Dataset records on visual material:
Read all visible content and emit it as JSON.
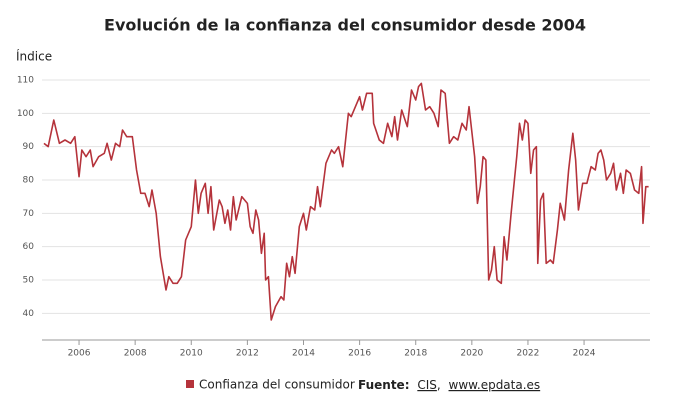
{
  "chart_data": {
    "type": "line",
    "title": "Evolución de la confianza del consumidor desde 2004",
    "y_label": "Índice",
    "xlim": [
      2004.68,
      2026.35
    ],
    "xticks": [
      2006,
      2008,
      2010,
      2012,
      2014,
      2016,
      2018,
      2020,
      2022,
      2024
    ],
    "ylim": [
      32,
      113
    ],
    "yticks": [
      40,
      50,
      60,
      70,
      80,
      90,
      100,
      110
    ],
    "grid": true,
    "x": [
      2004.75,
      2004.9,
      2005.1,
      2005.3,
      2005.5,
      2005.7,
      2005.85,
      2006.0,
      2006.1,
      2006.25,
      2006.4,
      2006.5,
      2006.7,
      2006.9,
      2007.0,
      2007.15,
      2007.3,
      2007.45,
      2007.55,
      2007.7,
      2007.9,
      2008.05,
      2008.2,
      2008.35,
      2008.5,
      2008.6,
      2008.75,
      2008.9,
      2009.0,
      2009.1,
      2009.2,
      2009.35,
      2009.5,
      2009.65,
      2009.8,
      2010.0,
      2010.15,
      2010.25,
      2010.35,
      2010.5,
      2010.6,
      2010.7,
      2010.8,
      2011.0,
      2011.1,
      2011.2,
      2011.3,
      2011.4,
      2011.5,
      2011.6,
      2011.8,
      2012.0,
      2012.1,
      2012.2,
      2012.3,
      2012.4,
      2012.5,
      2012.6,
      2012.65,
      2012.75,
      2012.85,
      2013.0,
      2013.2,
      2013.3,
      2013.4,
      2013.5,
      2013.6,
      2013.7,
      2013.85,
      2014.0,
      2014.1,
      2014.25,
      2014.4,
      2014.5,
      2014.6,
      2014.8,
      2015.0,
      2015.1,
      2015.25,
      2015.4,
      2015.6,
      2015.7,
      2016.0,
      2016.1,
      2016.25,
      2016.45,
      2016.5,
      2016.7,
      2016.85,
      2017.0,
      2017.15,
      2017.25,
      2017.35,
      2017.5,
      2017.7,
      2017.85,
      2018.0,
      2018.1,
      2018.2,
      2018.35,
      2018.5,
      2018.65,
      2018.8,
      2018.9,
      2019.05,
      2019.2,
      2019.35,
      2019.5,
      2019.65,
      2019.8,
      2019.9,
      2020.1,
      2020.2,
      2020.3,
      2020.4,
      2020.5,
      2020.6,
      2020.7,
      2020.8,
      2020.9,
      2021.05,
      2021.15,
      2021.25,
      2021.4,
      2021.6,
      2021.7,
      2021.8,
      2021.9,
      2022.0,
      2022.1,
      2022.2,
      2022.3,
      2022.35,
      2022.45,
      2022.55,
      2022.65,
      2022.8,
      2022.9,
      2023.05,
      2023.15,
      2023.3,
      2023.45,
      2023.6,
      2023.7,
      2023.8,
      2023.95,
      2024.1,
      2024.25,
      2024.4,
      2024.5,
      2024.6,
      2024.7,
      2024.8,
      2024.95,
      2025.05,
      2025.15,
      2025.3,
      2025.4,
      2025.5,
      2025.65,
      2025.8,
      2025.95,
      2026.05,
      2026.1,
      2026.2,
      2026.3
    ],
    "series": [
      {
        "name": "Confianza del consumidor",
        "color": "#b5333b",
        "values": [
          91,
          90,
          98,
          91,
          92,
          91,
          93,
          81,
          89,
          87,
          89,
          84,
          87,
          88,
          91,
          86,
          91,
          90,
          95,
          93,
          93,
          83,
          76,
          76,
          72,
          77,
          70,
          57,
          52,
          47,
          51,
          49,
          49,
          51,
          62,
          66,
          80,
          70,
          76,
          79,
          70,
          78,
          65,
          74,
          72,
          67,
          71,
          65,
          75,
          68,
          75,
          73,
          66,
          64,
          71,
          68,
          58,
          64,
          50,
          51,
          38,
          42,
          45,
          44,
          55,
          51,
          57,
          52,
          66,
          70,
          65,
          72,
          71,
          78,
          72,
          85,
          89,
          88,
          90,
          84,
          100,
          99,
          105,
          101,
          106,
          106,
          97,
          92,
          91,
          97,
          93,
          99,
          92,
          101,
          96,
          107,
          104,
          108,
          109,
          101,
          102,
          100,
          96,
          107,
          106,
          91,
          93,
          92,
          97,
          95,
          102,
          87,
          73,
          78,
          87,
          86,
          50,
          53,
          60,
          50,
          49,
          63,
          56,
          70,
          87,
          97,
          92,
          98,
          97,
          82,
          89,
          90,
          55,
          74,
          76,
          55,
          56,
          55,
          65,
          73,
          68,
          83,
          94,
          86,
          71,
          79,
          79,
          84,
          83,
          88,
          89,
          86,
          80,
          82,
          85,
          77,
          82,
          76,
          83,
          82,
          77,
          76,
          84,
          67,
          78,
          78
        ]
      }
    ],
    "source_label": "Fuente:",
    "source_links": [
      "CIS",
      "www.epdata.es"
    ],
    "source_separator": ","
  }
}
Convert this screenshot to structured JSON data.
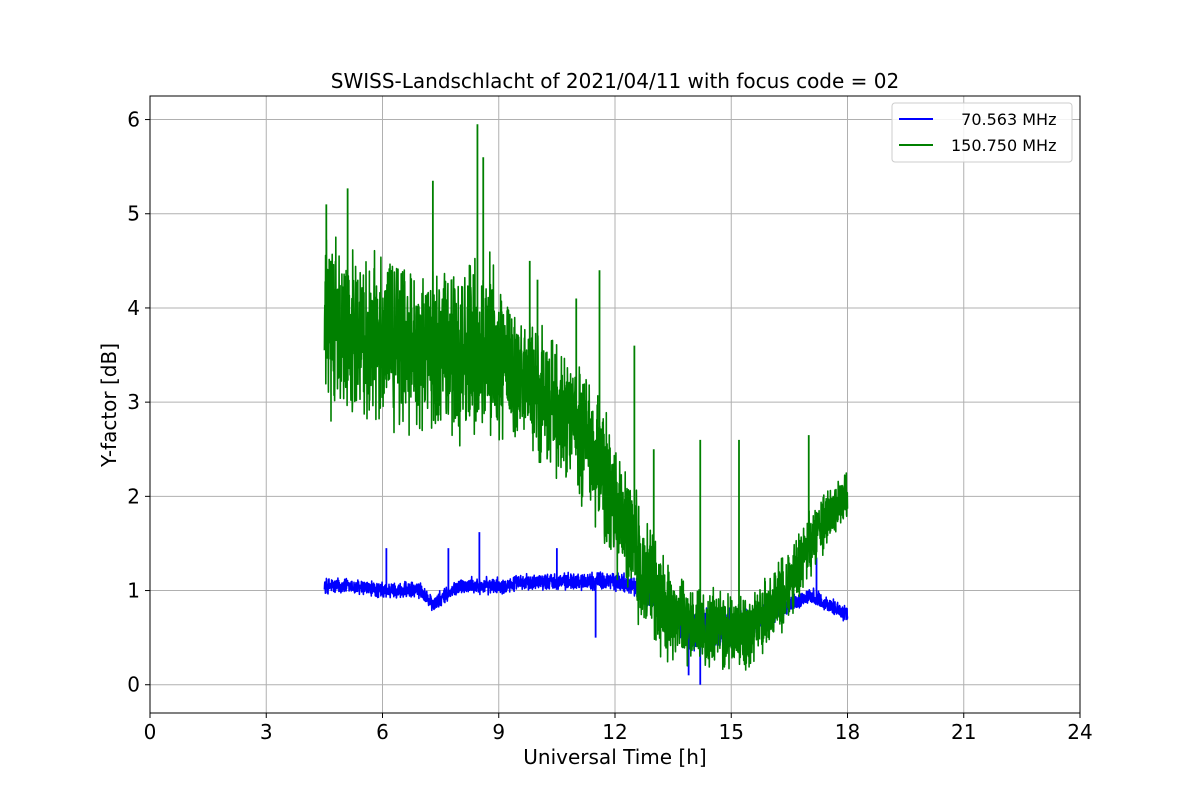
{
  "chart_data": {
    "type": "line",
    "title": "SWISS-Landschlacht of 2021/04/11 with focus code = 02",
    "xlabel": "Universal Time [h]",
    "ylabel": "Y-factor [dB]",
    "xlim": [
      0,
      24
    ],
    "ylim": [
      -0.3,
      6.25
    ],
    "xticks": [
      "0",
      "3",
      "6",
      "9",
      "12",
      "15",
      "18",
      "21",
      "24"
    ],
    "yticks": [
      "0",
      "1",
      "2",
      "3",
      "4",
      "5",
      "6"
    ],
    "grid": true,
    "legend_position": "top-right",
    "series": [
      {
        "name": "  70.563 MHz",
        "color": "#0000ff",
        "x": [
          4.5,
          5.0,
          6.0,
          7.0,
          7.3,
          8.0,
          9.0,
          10.0,
          11.0,
          12.0,
          12.5,
          13.0,
          13.5,
          14.0,
          14.5,
          15.0,
          15.5,
          16.0,
          16.5,
          17.0,
          17.5,
          18.0
        ],
        "y": [
          1.05,
          1.05,
          1.0,
          1.0,
          0.85,
          1.05,
          1.05,
          1.1,
          1.1,
          1.1,
          1.05,
          0.9,
          0.7,
          0.55,
          0.6,
          0.6,
          0.65,
          0.75,
          0.85,
          0.95,
          0.85,
          0.75
        ],
        "noise": [
          0.1,
          0.1,
          0.1,
          0.1,
          0.1,
          0.1,
          0.1,
          0.1,
          0.1,
          0.12,
          0.12,
          0.15,
          0.2,
          0.25,
          0.25,
          0.25,
          0.2,
          0.15,
          0.1,
          0.1,
          0.1,
          0.1
        ],
        "spikes": [
          [
            6.1,
            1.45
          ],
          [
            7.7,
            1.45
          ],
          [
            8.5,
            1.62
          ],
          [
            10.5,
            1.45
          ],
          [
            11.5,
            0.5
          ],
          [
            14.2,
            0.0
          ],
          [
            13.9,
            0.1
          ],
          [
            17.2,
            1.35
          ]
        ]
      },
      {
        "name": "150.750 MHz",
        "color": "#008000",
        "x": [
          4.5,
          5.0,
          6.0,
          7.0,
          8.0,
          8.8,
          9.0,
          10.0,
          11.0,
          11.5,
          12.0,
          12.5,
          13.0,
          13.5,
          14.0,
          14.5,
          15.0,
          15.5,
          16.0,
          16.5,
          17.0,
          17.5,
          18.0
        ],
        "y": [
          3.8,
          3.75,
          3.7,
          3.6,
          3.5,
          3.6,
          3.4,
          3.1,
          2.7,
          2.4,
          1.9,
          1.4,
          1.0,
          0.7,
          0.6,
          0.6,
          0.55,
          0.6,
          0.8,
          1.1,
          1.5,
          1.8,
          2.0
        ],
        "noise": [
          1.0,
          1.0,
          1.0,
          1.0,
          1.0,
          1.1,
          0.9,
          0.8,
          0.8,
          0.8,
          0.8,
          0.75,
          0.65,
          0.55,
          0.5,
          0.5,
          0.45,
          0.45,
          0.45,
          0.45,
          0.4,
          0.35,
          0.3
        ],
        "spikes": [
          [
            4.55,
            5.1
          ],
          [
            5.1,
            5.27
          ],
          [
            7.3,
            5.35
          ],
          [
            8.45,
            5.95
          ],
          [
            8.6,
            5.6
          ],
          [
            9.8,
            4.5
          ],
          [
            10.0,
            4.3
          ],
          [
            11.0,
            4.1
          ],
          [
            11.6,
            4.4
          ],
          [
            12.5,
            3.6
          ],
          [
            13.0,
            2.5
          ],
          [
            14.2,
            2.6
          ],
          [
            15.2,
            2.6
          ],
          [
            17.0,
            2.65
          ]
        ]
      }
    ]
  }
}
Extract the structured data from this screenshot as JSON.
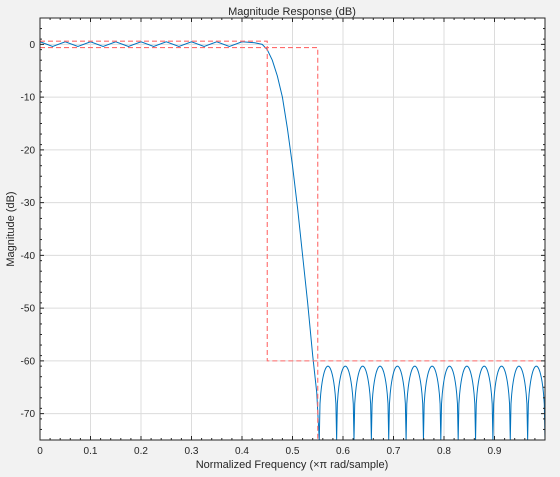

STATED TASK:
Filter lines by "screenshot" and return each hit.

TASK SOLUTION:
Convert this screenshot to structured JSON data.
Extract the structured data from this screenshot as JSON.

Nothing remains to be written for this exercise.